DIRECTIVE – Return the lines where the word "controller" occurs.

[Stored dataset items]
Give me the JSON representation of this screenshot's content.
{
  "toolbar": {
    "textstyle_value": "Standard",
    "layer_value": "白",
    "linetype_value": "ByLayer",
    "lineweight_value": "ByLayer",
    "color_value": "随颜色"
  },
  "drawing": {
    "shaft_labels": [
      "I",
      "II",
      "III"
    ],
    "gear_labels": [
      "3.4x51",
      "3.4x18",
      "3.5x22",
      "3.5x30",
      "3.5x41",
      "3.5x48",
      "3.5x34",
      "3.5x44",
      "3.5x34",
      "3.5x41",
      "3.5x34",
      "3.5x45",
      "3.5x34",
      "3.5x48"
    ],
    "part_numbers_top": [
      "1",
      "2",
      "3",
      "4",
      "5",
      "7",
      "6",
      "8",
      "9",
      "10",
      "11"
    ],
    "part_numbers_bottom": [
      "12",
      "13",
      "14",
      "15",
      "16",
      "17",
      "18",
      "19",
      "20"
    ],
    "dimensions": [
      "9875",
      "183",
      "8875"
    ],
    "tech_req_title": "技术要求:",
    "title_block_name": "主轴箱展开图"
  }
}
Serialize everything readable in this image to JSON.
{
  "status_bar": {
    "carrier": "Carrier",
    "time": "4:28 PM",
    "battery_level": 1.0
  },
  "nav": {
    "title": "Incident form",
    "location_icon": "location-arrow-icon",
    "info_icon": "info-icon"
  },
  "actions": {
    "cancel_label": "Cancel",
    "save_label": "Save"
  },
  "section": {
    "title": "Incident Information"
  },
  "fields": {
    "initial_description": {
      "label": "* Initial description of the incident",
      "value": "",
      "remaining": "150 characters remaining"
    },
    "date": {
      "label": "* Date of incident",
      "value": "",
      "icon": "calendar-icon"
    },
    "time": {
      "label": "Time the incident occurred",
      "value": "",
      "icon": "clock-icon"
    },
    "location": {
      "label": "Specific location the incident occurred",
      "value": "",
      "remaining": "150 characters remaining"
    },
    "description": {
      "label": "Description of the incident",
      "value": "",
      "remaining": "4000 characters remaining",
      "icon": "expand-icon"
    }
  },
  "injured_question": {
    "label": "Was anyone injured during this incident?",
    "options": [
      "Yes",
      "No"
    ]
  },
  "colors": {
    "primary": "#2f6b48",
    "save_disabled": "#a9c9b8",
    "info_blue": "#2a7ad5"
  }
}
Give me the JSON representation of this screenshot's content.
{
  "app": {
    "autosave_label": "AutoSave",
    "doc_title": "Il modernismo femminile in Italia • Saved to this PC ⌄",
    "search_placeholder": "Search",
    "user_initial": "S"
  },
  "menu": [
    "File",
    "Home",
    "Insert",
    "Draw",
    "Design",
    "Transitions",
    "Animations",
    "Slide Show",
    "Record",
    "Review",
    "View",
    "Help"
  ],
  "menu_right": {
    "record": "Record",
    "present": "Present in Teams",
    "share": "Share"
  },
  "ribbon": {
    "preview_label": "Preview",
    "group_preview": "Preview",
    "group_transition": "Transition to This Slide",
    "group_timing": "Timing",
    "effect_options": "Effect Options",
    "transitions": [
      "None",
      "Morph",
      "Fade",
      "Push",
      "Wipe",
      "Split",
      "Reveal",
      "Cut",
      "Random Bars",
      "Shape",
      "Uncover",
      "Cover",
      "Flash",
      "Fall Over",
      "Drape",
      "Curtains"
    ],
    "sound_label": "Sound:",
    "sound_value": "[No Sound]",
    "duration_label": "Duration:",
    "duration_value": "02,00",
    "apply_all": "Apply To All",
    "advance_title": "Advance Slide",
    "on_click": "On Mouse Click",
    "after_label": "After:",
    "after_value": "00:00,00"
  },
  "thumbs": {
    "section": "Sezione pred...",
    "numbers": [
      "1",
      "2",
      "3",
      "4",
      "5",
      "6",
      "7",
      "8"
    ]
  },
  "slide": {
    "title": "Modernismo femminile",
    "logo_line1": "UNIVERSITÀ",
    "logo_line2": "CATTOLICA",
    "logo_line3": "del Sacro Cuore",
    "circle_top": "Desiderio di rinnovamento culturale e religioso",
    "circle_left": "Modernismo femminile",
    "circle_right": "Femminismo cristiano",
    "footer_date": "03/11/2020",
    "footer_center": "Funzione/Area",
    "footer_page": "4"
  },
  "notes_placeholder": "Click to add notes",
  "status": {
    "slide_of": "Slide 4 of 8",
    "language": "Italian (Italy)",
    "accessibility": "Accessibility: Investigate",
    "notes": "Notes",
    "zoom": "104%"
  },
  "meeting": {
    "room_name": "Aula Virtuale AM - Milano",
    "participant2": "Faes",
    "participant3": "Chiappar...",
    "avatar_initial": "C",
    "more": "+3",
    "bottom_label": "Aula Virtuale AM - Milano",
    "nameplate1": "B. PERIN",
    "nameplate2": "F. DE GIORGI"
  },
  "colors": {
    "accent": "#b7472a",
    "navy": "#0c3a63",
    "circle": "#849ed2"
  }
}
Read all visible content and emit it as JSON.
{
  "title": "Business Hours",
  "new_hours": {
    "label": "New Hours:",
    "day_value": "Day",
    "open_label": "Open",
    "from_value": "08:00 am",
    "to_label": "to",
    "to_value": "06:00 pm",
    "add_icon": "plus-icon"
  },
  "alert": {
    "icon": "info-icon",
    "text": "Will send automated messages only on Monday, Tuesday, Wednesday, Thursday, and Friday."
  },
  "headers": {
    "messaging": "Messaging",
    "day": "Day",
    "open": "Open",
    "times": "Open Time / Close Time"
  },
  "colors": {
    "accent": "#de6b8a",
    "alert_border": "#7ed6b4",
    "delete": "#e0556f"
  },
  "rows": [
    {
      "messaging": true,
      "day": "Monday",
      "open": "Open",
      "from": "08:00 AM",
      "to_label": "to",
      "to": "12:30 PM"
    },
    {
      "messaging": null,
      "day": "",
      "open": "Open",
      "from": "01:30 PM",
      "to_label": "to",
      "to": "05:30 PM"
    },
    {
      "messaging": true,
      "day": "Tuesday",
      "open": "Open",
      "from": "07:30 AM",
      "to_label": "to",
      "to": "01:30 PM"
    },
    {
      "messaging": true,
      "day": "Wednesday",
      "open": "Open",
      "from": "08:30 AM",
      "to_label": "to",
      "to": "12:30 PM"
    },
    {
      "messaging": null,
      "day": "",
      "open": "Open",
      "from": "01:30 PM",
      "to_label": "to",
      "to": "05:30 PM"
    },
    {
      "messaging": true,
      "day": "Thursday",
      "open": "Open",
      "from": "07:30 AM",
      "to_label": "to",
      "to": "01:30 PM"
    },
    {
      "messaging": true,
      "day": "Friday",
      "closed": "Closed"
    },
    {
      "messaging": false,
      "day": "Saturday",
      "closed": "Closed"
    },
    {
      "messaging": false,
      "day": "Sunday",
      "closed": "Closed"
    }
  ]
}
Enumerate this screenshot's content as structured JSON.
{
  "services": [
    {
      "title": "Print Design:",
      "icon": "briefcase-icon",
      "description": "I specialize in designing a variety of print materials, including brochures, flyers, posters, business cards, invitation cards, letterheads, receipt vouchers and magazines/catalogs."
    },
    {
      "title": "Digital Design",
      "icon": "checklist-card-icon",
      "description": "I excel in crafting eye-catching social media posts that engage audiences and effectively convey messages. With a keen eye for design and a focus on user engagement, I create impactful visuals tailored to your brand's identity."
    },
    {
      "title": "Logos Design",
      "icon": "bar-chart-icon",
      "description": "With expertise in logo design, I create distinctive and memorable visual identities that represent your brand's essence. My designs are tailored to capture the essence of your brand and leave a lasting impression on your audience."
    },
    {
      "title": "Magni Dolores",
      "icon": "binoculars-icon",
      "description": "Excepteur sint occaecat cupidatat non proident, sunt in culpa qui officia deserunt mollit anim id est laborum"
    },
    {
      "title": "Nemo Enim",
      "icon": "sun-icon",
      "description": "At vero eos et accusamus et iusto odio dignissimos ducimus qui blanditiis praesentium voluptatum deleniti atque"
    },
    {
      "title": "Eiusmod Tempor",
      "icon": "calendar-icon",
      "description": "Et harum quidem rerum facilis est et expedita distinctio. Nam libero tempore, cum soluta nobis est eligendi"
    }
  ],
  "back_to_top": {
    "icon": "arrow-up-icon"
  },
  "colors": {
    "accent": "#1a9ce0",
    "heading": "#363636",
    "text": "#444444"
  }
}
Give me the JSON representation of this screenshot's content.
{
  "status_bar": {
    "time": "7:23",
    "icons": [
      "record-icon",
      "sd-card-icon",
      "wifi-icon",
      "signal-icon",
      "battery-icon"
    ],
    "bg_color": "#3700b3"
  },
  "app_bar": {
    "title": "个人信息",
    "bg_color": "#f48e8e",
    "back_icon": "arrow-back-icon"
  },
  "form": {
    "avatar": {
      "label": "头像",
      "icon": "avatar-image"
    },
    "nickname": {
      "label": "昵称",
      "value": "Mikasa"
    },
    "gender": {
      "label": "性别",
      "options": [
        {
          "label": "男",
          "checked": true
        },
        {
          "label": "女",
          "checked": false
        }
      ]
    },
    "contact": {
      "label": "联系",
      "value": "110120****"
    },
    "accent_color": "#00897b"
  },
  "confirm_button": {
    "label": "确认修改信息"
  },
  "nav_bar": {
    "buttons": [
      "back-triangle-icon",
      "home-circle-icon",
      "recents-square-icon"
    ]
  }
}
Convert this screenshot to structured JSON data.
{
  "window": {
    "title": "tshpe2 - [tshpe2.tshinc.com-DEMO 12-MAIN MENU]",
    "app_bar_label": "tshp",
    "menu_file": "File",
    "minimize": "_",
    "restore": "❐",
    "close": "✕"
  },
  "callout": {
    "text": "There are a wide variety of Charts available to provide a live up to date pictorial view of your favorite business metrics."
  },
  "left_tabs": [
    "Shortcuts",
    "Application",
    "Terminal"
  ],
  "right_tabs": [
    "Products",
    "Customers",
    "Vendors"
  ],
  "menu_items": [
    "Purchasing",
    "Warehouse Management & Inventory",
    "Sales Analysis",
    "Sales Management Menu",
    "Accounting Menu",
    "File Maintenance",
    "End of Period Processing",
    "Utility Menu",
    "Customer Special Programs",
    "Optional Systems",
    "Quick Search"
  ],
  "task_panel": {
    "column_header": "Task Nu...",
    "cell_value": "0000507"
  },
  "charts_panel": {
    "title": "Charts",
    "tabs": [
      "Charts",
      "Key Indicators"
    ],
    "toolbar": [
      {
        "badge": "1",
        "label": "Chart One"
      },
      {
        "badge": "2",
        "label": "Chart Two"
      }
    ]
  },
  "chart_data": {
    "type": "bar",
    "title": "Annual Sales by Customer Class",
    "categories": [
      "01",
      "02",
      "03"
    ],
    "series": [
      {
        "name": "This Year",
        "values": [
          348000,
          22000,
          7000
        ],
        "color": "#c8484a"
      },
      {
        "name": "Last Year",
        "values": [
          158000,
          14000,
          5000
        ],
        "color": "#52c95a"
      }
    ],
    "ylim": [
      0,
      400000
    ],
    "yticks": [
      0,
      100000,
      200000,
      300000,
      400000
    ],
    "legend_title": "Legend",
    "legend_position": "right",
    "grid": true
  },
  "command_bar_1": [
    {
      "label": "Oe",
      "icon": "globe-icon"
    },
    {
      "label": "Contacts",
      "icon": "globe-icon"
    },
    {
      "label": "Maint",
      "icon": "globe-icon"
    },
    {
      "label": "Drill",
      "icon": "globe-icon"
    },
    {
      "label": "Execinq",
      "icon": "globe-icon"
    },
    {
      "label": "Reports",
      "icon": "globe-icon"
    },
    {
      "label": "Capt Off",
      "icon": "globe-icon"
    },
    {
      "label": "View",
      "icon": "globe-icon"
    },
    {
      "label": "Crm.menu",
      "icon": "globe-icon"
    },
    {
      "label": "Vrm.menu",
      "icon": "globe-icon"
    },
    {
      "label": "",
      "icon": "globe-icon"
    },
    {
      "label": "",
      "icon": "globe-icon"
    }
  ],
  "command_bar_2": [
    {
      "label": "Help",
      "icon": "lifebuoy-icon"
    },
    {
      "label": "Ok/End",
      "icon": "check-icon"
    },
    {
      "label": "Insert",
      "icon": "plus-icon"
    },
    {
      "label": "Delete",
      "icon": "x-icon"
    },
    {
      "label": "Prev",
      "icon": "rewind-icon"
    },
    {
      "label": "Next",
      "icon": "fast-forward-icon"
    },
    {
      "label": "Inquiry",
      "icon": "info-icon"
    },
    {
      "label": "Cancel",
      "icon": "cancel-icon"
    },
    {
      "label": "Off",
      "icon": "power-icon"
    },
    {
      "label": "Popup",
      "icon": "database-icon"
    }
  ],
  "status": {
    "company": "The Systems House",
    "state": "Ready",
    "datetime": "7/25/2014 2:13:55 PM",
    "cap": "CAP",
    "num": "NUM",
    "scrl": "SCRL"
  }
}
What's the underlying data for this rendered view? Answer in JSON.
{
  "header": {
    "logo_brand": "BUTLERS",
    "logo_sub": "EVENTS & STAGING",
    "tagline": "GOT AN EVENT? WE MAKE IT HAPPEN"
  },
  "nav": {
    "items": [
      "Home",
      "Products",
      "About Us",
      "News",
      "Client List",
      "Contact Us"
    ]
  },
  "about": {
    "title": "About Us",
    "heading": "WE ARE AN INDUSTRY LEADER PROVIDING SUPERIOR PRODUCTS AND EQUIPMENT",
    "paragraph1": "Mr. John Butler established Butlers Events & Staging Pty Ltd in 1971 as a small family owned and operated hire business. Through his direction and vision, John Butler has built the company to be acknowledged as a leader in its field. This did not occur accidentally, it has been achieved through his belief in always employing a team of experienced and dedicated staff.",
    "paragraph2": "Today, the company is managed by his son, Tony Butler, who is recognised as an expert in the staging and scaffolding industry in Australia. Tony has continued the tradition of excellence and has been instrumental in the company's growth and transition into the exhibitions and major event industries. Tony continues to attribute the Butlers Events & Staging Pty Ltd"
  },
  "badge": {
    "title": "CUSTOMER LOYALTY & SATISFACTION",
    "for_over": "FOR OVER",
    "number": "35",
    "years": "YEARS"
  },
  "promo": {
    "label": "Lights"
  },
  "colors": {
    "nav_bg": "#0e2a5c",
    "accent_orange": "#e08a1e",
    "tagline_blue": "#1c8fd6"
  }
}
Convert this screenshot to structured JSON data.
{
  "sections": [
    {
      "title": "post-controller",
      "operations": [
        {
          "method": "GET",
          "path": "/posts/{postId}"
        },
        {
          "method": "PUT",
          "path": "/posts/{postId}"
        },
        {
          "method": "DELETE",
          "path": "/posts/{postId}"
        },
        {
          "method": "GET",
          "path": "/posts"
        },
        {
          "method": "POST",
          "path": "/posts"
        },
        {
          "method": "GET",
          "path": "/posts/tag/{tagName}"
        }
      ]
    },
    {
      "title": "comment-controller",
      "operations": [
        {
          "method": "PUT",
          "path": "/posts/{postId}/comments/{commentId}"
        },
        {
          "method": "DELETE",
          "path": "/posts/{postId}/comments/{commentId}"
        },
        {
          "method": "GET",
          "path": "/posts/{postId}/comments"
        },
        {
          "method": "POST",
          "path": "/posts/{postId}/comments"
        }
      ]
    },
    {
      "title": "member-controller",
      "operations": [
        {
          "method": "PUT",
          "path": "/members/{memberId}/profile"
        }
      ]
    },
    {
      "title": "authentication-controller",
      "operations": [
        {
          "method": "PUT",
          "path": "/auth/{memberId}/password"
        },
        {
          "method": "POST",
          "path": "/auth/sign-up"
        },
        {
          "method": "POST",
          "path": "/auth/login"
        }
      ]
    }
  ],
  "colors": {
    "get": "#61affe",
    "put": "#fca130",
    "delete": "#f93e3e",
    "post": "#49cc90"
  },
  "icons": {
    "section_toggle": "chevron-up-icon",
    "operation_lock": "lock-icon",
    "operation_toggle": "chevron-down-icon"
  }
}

SOLUTION –
      "title": "post-controller",
      "title": "comment-controller",
      "title": "member-controller",
      "title": "authentication-controller",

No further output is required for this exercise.